**Description of the task:**
All of the material below is to be repeated exactly.

··· Data provided

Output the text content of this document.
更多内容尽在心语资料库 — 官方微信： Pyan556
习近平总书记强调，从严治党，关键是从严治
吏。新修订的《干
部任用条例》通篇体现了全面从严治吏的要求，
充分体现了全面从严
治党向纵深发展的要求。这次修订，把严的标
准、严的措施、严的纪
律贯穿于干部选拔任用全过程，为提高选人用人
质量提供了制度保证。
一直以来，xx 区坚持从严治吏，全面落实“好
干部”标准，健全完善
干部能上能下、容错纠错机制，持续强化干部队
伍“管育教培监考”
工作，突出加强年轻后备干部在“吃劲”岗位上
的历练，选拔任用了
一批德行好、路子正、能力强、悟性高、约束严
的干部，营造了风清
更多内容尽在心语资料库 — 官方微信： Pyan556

······

**Result of this exercise:**
Output the text content of this document.
更多内容尽在心语资料库 — 官方微信： Pyan556
习近平总书记强调，从严治党，关键是从严治
吏。新修订的《干
部任用条例》通篇体现了全面从严治吏的要求，
充分体现了全面从严
治党向纵深发展的要求。这次修订，把严的标
准、严的措施、严的纪
律贯穿于干部选拔任用全过程，为提高选人用人
质量提供了制度保证。
一直以来，xx 区坚持从严治吏，全面落实“好
干部”标准，健全完善
干部能上能下、容错纠错机制，持续强化干部队
伍“管育教培监考”
工作，突出加强年轻后备干部在“吃劲”岗位上
的历练，选拔任用了
一批德行好、路子正、能力强、悟性高、约束严
的干部，营造了风清
更多内容尽在心语资料库 — 官方微信： Pyan556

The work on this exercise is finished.